• PROVIDED RECORDS:
^^^^^^^^^^^^^^^^

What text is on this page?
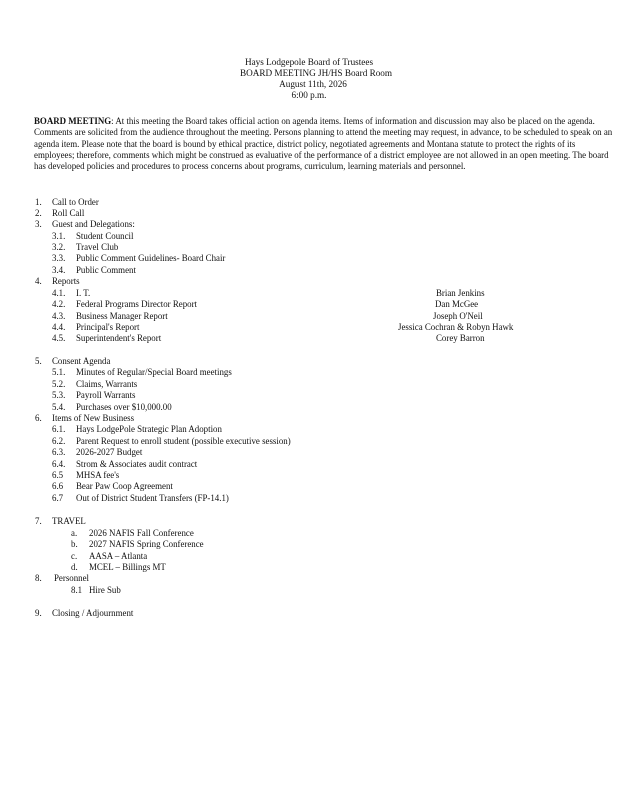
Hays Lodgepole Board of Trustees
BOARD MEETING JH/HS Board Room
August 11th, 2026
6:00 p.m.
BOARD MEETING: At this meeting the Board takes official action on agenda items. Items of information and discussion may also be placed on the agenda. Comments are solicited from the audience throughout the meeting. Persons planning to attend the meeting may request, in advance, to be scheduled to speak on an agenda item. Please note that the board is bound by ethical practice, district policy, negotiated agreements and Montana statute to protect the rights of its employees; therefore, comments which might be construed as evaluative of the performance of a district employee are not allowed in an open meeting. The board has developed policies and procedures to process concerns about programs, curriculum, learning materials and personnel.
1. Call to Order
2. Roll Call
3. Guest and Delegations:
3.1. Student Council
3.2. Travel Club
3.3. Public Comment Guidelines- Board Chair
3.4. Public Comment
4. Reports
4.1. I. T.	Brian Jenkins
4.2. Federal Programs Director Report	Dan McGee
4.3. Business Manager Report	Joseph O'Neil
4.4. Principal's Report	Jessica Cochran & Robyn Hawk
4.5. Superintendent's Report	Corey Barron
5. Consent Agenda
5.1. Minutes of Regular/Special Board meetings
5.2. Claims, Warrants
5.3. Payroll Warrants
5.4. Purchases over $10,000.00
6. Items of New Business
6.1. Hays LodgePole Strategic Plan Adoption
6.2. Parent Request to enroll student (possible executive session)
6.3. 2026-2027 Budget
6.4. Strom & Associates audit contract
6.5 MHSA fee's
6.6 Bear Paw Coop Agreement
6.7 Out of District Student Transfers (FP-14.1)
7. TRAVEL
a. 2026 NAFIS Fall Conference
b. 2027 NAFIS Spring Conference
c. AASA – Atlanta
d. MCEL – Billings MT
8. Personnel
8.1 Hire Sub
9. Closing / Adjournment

^^^^^^^^^^^^^^^^

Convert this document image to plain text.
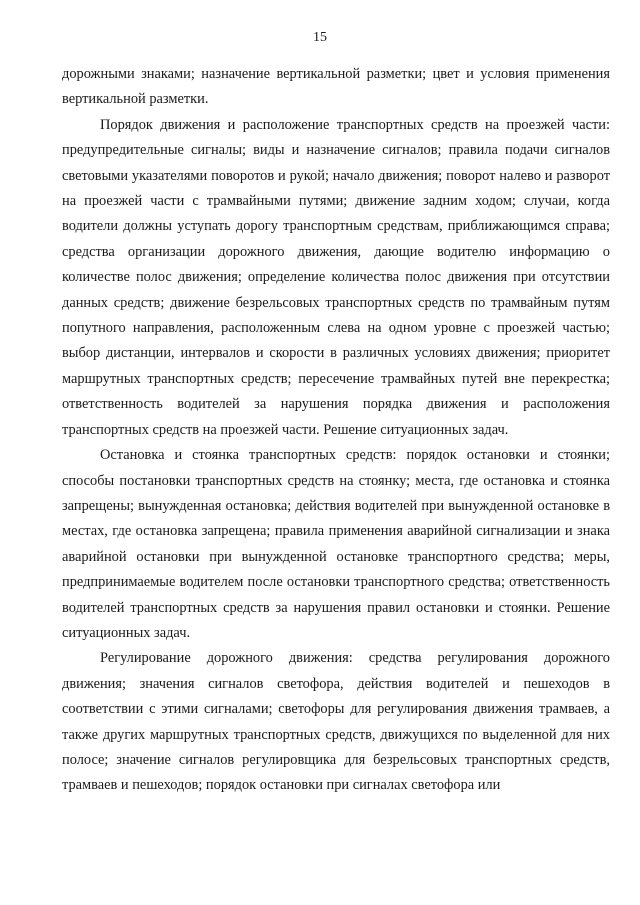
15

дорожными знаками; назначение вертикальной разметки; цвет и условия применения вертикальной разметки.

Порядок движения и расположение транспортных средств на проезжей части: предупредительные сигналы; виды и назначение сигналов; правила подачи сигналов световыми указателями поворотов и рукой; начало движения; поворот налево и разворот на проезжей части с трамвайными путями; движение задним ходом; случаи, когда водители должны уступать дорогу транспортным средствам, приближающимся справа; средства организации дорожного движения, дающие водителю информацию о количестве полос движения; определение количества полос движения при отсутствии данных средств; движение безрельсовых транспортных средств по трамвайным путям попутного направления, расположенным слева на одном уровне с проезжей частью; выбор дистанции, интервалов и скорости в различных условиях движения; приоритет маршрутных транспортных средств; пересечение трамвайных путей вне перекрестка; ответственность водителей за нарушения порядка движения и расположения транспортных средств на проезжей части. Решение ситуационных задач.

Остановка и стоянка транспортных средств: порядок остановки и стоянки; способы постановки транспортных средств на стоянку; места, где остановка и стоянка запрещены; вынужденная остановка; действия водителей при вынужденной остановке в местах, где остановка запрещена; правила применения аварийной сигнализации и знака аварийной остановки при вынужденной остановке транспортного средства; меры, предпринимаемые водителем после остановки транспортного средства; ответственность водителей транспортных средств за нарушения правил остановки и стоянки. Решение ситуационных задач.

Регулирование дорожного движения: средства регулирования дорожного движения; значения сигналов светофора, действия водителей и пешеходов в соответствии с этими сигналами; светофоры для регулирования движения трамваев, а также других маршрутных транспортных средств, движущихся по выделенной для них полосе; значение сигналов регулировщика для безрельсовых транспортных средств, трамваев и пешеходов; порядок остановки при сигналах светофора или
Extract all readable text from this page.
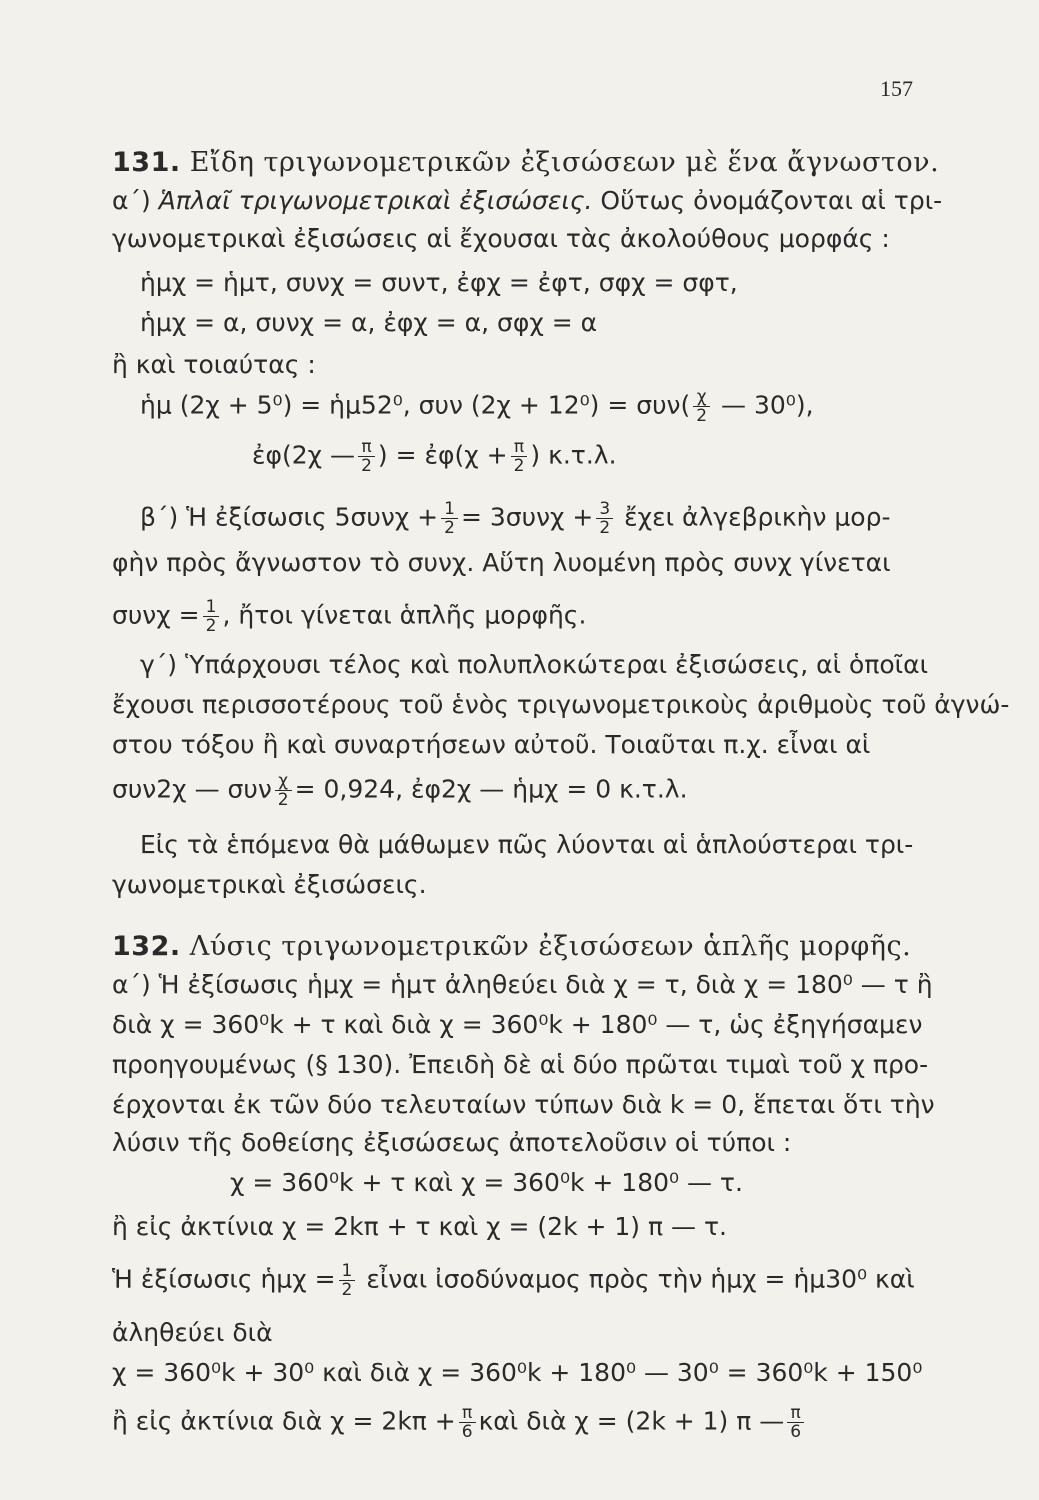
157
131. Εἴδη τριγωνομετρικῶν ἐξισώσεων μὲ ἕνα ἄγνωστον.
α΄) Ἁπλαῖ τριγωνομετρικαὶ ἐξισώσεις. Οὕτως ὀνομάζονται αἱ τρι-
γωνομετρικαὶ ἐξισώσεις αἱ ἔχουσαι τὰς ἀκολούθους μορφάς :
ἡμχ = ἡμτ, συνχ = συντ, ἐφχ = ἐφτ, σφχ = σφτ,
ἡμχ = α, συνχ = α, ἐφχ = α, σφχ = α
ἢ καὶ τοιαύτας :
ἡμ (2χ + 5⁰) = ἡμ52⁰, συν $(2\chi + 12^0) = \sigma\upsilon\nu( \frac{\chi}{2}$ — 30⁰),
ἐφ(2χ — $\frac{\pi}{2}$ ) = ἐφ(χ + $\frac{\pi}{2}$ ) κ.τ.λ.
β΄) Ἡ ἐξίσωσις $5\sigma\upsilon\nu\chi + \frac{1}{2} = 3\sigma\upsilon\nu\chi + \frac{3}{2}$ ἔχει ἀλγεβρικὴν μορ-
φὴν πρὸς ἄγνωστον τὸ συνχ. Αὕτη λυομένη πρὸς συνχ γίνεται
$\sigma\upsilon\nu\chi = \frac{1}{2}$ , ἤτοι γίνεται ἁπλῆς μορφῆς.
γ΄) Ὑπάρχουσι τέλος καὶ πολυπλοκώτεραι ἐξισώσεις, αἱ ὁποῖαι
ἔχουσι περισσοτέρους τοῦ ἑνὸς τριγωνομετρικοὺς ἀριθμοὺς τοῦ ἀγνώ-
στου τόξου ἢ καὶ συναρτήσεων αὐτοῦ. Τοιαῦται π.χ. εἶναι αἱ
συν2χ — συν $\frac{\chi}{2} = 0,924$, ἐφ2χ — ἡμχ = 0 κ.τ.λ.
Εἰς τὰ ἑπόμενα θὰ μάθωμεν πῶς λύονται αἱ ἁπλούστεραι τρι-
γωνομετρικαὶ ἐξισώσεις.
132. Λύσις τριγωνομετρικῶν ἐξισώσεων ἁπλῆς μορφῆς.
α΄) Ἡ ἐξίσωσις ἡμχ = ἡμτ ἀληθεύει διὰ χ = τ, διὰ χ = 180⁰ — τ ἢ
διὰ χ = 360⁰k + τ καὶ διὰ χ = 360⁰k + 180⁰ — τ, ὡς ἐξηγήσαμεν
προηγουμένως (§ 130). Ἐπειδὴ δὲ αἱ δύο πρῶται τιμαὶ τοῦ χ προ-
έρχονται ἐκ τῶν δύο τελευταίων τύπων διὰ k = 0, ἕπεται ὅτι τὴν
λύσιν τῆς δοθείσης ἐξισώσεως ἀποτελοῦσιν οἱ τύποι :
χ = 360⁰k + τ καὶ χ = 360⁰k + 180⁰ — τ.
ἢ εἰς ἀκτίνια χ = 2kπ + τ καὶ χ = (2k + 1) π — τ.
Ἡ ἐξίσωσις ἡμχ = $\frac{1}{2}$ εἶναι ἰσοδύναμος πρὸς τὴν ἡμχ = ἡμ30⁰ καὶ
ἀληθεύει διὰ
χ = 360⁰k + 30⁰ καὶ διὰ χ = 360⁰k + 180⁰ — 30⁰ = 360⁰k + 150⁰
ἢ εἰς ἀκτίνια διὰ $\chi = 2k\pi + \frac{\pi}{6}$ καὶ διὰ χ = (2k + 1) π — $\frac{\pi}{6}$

^^^^^^^^^^^^^^^^

The required output is the number of lines containing the word "ответственность", and nothing besides.

2